[Items from a figure collection]
◆ ◆ ◆
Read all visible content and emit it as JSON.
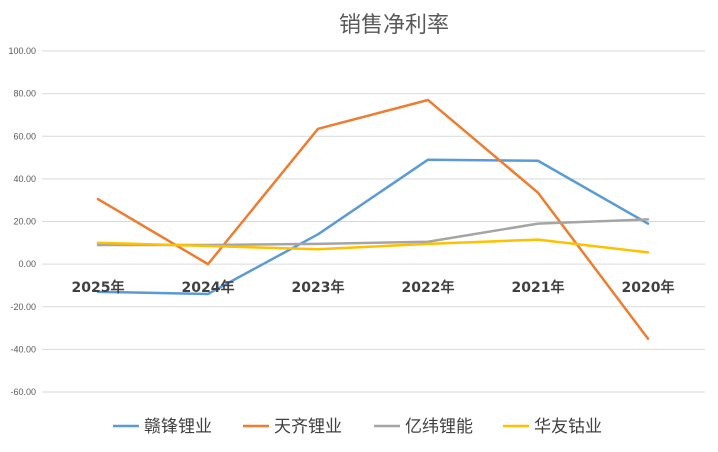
{
  "chart_data": {
    "type": "line",
    "title": "销售净利率",
    "xlabel": "",
    "ylabel": "",
    "categories": [
      "2025年",
      "2024年",
      "2023年",
      "2022年",
      "2021年",
      "2020年"
    ],
    "ylim": [
      -60,
      100
    ],
    "ytick_labels": [
      "100.00",
      "80.00",
      "60.00",
      "40.00",
      "20.00",
      "0.00",
      "-20.00",
      "-40.00",
      "-60.00"
    ],
    "ytick_values": [
      100,
      80,
      60,
      40,
      20,
      0,
      -20,
      -40,
      -60
    ],
    "grid": true,
    "legend_position": "bottom",
    "series": [
      {
        "name": "赣锋锂业",
        "color": "#5B9BD5",
        "values": [
          -13,
          -14,
          14,
          49,
          48.5,
          19
        ]
      },
      {
        "name": "天齐锂业",
        "color": "#ED7D31",
        "values": [
          30.5,
          0,
          63.5,
          77,
          33.5,
          -35
        ]
      },
      {
        "name": "亿纬锂能",
        "color": "#A5A5A5",
        "values": [
          9,
          9,
          9.5,
          10.5,
          19,
          21
        ]
      },
      {
        "name": "华友钴业",
        "color": "#FFC000",
        "values": [
          10,
          8.5,
          7,
          9.5,
          11.5,
          5.5
        ]
      }
    ]
  }
}
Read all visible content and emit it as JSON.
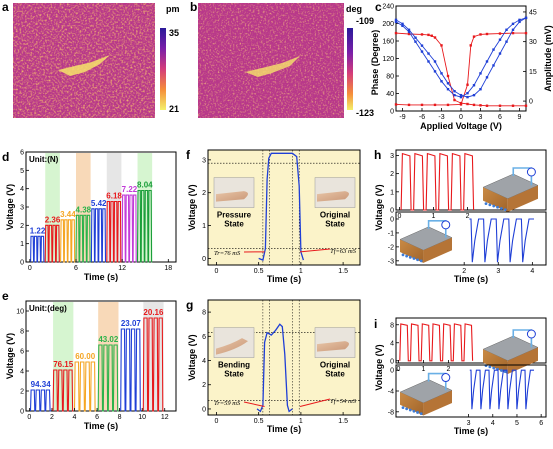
{
  "colors": {
    "red": "#e8191c",
    "blue": "#1f3fd6",
    "panel_bg": "#fbf3c9",
    "band_green": "#d6f5d0",
    "band_peach": "#f8d9b8",
    "band_gray": "#e6e6e6"
  },
  "panel_a": {
    "letter": "a",
    "colorbar_unit": "pm",
    "colorbar_max": "35",
    "colorbar_min": "21"
  },
  "panel_b": {
    "letter": "b",
    "colorbar_unit": "deg",
    "colorbar_max": "-109",
    "colorbar_min": "-123"
  },
  "chart_data": [
    {
      "panel": "c",
      "type": "line",
      "xlabel": "Applied Voltage (V)",
      "ylabel_left": "Phase (Degree)",
      "ylabel_right": "Amplitude (mV)",
      "x_ticks": [
        "-9",
        "-6",
        "-3",
        "0",
        "3",
        "6",
        "9"
      ],
      "y_left_ticks": [
        "0",
        "40",
        "80",
        "120",
        "160",
        "200",
        "240"
      ],
      "y_right_ticks": [
        "0",
        "15",
        "30",
        "45"
      ],
      "xlim": [
        -10,
        10
      ],
      "ylim_left": [
        0,
        240
      ],
      "ylim_right": [
        -5,
        48
      ],
      "series": [
        {
          "axis": "left",
          "color": "red",
          "x": [
            -10,
            -8,
            -6,
            -5,
            -4.5,
            -4,
            -3,
            -2,
            -1,
            0,
            1,
            2,
            3,
            4,
            6,
            8,
            10
          ],
          "y": [
            178,
            176,
            175,
            174,
            172,
            168,
            150,
            80,
            25,
            18,
            16,
            14,
            13,
            12,
            12,
            12,
            12
          ]
        },
        {
          "axis": "left",
          "color": "red",
          "x": [
            -10,
            -8,
            -6,
            -4,
            -2,
            0,
            1,
            1.5,
            2,
            3,
            4,
            6,
            8,
            10
          ],
          "y": [
            15,
            14,
            14,
            14,
            14,
            15,
            60,
            150,
            170,
            175,
            176,
            177,
            178,
            178
          ]
        },
        {
          "axis": "right",
          "color": "blue",
          "x": [
            -10,
            -9,
            -8,
            -7,
            -6,
            -5,
            -4,
            -3,
            -2,
            -1,
            0,
            1,
            2,
            3,
            4,
            5,
            6,
            7,
            8,
            9,
            10
          ],
          "y": [
            40,
            38,
            35,
            30,
            25,
            20,
            15,
            10,
            6,
            3,
            2,
            4,
            8,
            14,
            20,
            26,
            31,
            36,
            39,
            41,
            42
          ]
        },
        {
          "axis": "right",
          "color": "blue",
          "x": [
            -10,
            -9,
            -8,
            -7,
            -6,
            -5,
            -4,
            -3,
            -2,
            -1,
            0,
            1,
            2,
            3,
            4,
            5,
            6,
            7,
            8,
            9,
            10
          ],
          "y": [
            41,
            39,
            36,
            32,
            28,
            24,
            20,
            14,
            9,
            5,
            3,
            2,
            3,
            6,
            12,
            18,
            24,
            30,
            36,
            40,
            42
          ]
        }
      ]
    },
    {
      "panel": "d",
      "type": "line",
      "unit_label": "Unit:(N)",
      "xlabel": "Time (s)",
      "ylabel": "Voltage (V)",
      "x_ticks": [
        "0",
        "6",
        "12",
        "18"
      ],
      "y_ticks": [
        "0",
        "1",
        "2",
        "3",
        "4",
        "5",
        "6"
      ],
      "xlim": [
        -0.5,
        19
      ],
      "ylim": [
        0,
        6
      ],
      "groups": [
        {
          "label": "1.22",
          "amp": 1.4,
          "start": 0.1,
          "end": 1.9
        },
        {
          "label": "2.36",
          "amp": 2.0,
          "start": 2.0,
          "end": 3.9
        },
        {
          "label": "3.44",
          "amp": 2.3,
          "start": 4.0,
          "end": 5.9
        },
        {
          "label": "4.38",
          "amp": 2.55,
          "start": 6.0,
          "end": 7.9
        },
        {
          "label": "5.42",
          "amp": 2.9,
          "start": 8.0,
          "end": 9.9
        },
        {
          "label": "6.18",
          "amp": 3.3,
          "start": 10.0,
          "end": 11.9
        },
        {
          "label": "7.22",
          "amp": 3.65,
          "start": 12.0,
          "end": 13.9
        },
        {
          "label": "8.04",
          "amp": 3.9,
          "start": 14.0,
          "end": 15.9
        }
      ]
    },
    {
      "panel": "e",
      "type": "line",
      "unit_label": "Unit:(deg)",
      "xlabel": "Time (s)",
      "ylabel": "Voltage (V)",
      "x_ticks": [
        "0",
        "2",
        "4",
        "6",
        "8",
        "10",
        "12"
      ],
      "y_ticks": [
        "0",
        "2",
        "4",
        "6",
        "8",
        "10"
      ],
      "xlim": [
        -0.3,
        13
      ],
      "ylim": [
        0,
        11
      ],
      "groups": [
        {
          "label": "94.34",
          "amp": 2.1,
          "start": 0.1,
          "end": 1.9
        },
        {
          "label": "76.15",
          "amp": 4.1,
          "start": 2.1,
          "end": 3.9
        },
        {
          "label": "60.00",
          "amp": 4.9,
          "start": 4.0,
          "end": 5.9
        },
        {
          "label": "43.02",
          "amp": 6.6,
          "start": 6.1,
          "end": 7.9
        },
        {
          "label": "23.07",
          "amp": 8.2,
          "start": 8.1,
          "end": 9.9
        },
        {
          "label": "20.16",
          "amp": 9.3,
          "start": 10.1,
          "end": 11.9
        }
      ]
    },
    {
      "panel": "f",
      "type": "line",
      "xlabel": "Time (s)",
      "ylabel": "Voltage (V)",
      "x_ticks": [
        "0",
        "0.5",
        "1",
        "1.5"
      ],
      "y_ticks": [
        "0",
        "1",
        "2",
        "3"
      ],
      "xlim": [
        -0.1,
        1.7
      ],
      "ylim": [
        -0.2,
        3.3
      ],
      "labels": [
        "Pressure State",
        "Original State"
      ],
      "tr_note": "Tr=76 mS",
      "tf_note": "Tf=63 mS",
      "x": [
        0.5,
        0.55,
        0.58,
        0.6,
        0.62,
        0.65,
        0.7,
        0.9,
        0.95,
        0.98,
        1.0,
        1.03
      ],
      "y": [
        0.0,
        -0.05,
        0.3,
        2.4,
        3.05,
        3.2,
        3.2,
        3.2,
        3.1,
        2.2,
        0.2,
        -0.05
      ]
    },
    {
      "panel": "g",
      "type": "line",
      "xlabel": "Time (s)",
      "ylabel": "Voltage (V)",
      "x_ticks": [
        "0",
        "0.5",
        "1",
        "1.5"
      ],
      "y_ticks": [
        "0",
        "2",
        "4",
        "6",
        "8"
      ],
      "xlim": [
        -0.1,
        1.7
      ],
      "ylim": [
        -0.5,
        9
      ],
      "labels": [
        "Bending State",
        "Original State"
      ],
      "tr_note": "Tr=59 mS",
      "tf_note": "Tf=54 mS",
      "x": [
        0.48,
        0.52,
        0.55,
        0.57,
        0.6,
        0.65,
        0.7,
        0.75,
        0.78,
        0.81,
        0.84,
        0.86,
        0.9
      ],
      "y": [
        0.0,
        -0.2,
        0.3,
        5.5,
        6.3,
        6.1,
        6.5,
        7.0,
        6.8,
        4.5,
        0.3,
        -0.2,
        0.0
      ]
    },
    {
      "panel": "h",
      "type": "line",
      "xlabel": "Time (s)",
      "ylabel": "Voltage (V)",
      "top_x_ticks": [
        "0",
        "1",
        "2"
      ],
      "top_y_ticks": [
        "0",
        "1",
        "2",
        "3"
      ],
      "bottom_x_ticks": [
        "2",
        "3",
        "4"
      ],
      "bottom_y_ticks": [
        "-3",
        "-2",
        "-1",
        "0"
      ],
      "top_pulses": 6,
      "bottom_pulses": 5
    },
    {
      "panel": "i",
      "type": "line",
      "xlabel": "Time (s)",
      "ylabel": "Voltage (V)",
      "top_x_ticks": [
        "0",
        "1",
        "2"
      ],
      "top_y_ticks": [
        "0",
        "4",
        "8"
      ],
      "bottom_x_ticks": [
        "3",
        "4",
        "5",
        "6"
      ],
      "bottom_y_ticks": [
        "-8",
        "-4",
        "0"
      ],
      "top_pulses": 7,
      "bottom_pulses": 7
    }
  ]
}
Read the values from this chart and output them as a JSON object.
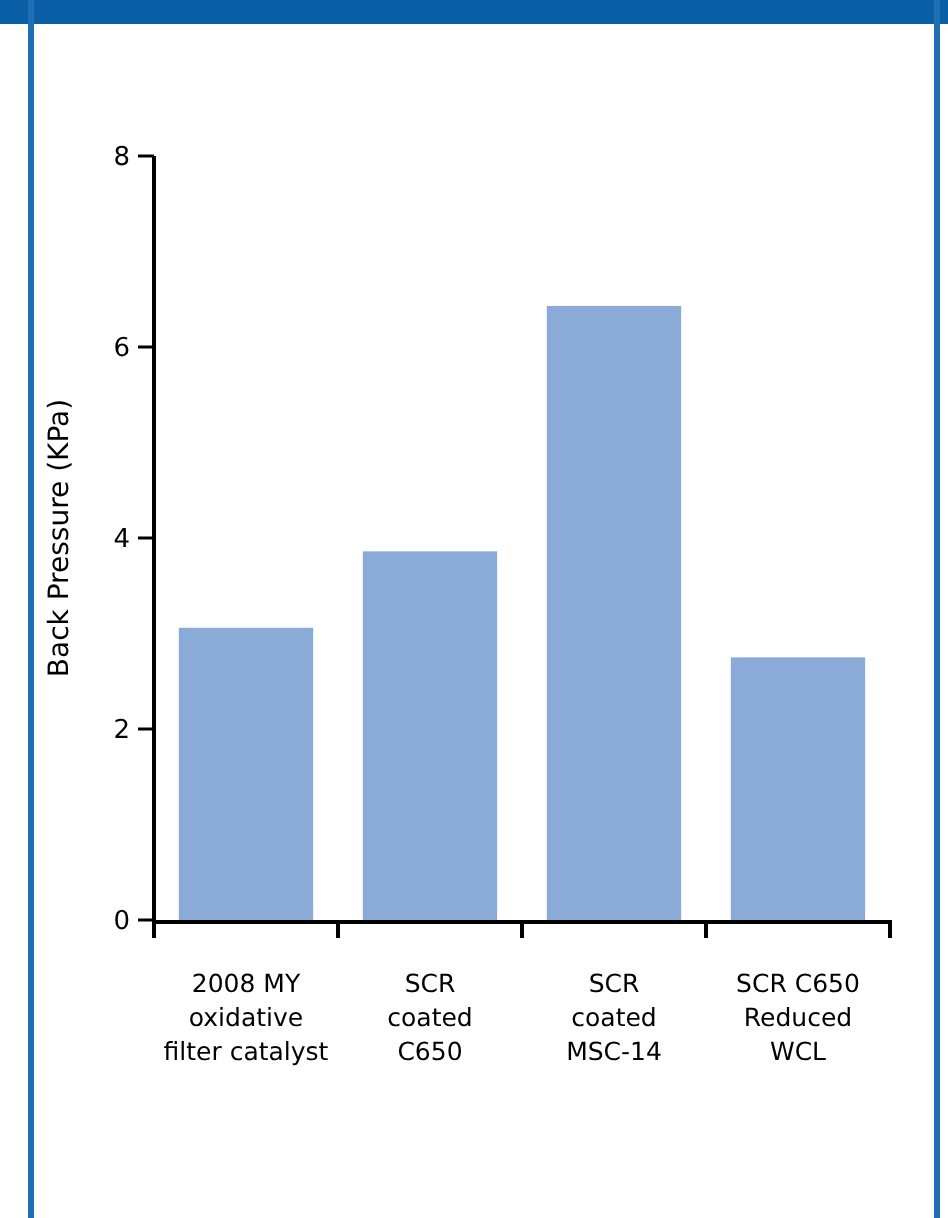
{
  "chart_data": {
    "type": "bar",
    "ylabel": "Back Pressure (KPa)",
    "categories": [
      "2008 MY\noxidative\nfilter catalyst",
      "SCR\ncoated\nC650",
      "SCR\ncoated\nMSC-14",
      "SCR C650\nReduced\nWCL"
    ],
    "values": [
      3.06,
      3.86,
      6.43,
      2.75
    ],
    "color": "#8aaad8",
    "ylim": [
      0,
      8
    ],
    "yticks": [
      0,
      2,
      4,
      6,
      8
    ],
    "grid": false
  }
}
◆ ◆ ◆
Job:
For the listing above, give the number of lines in which the string "name" occurs, and nothing else.

Complete response:
4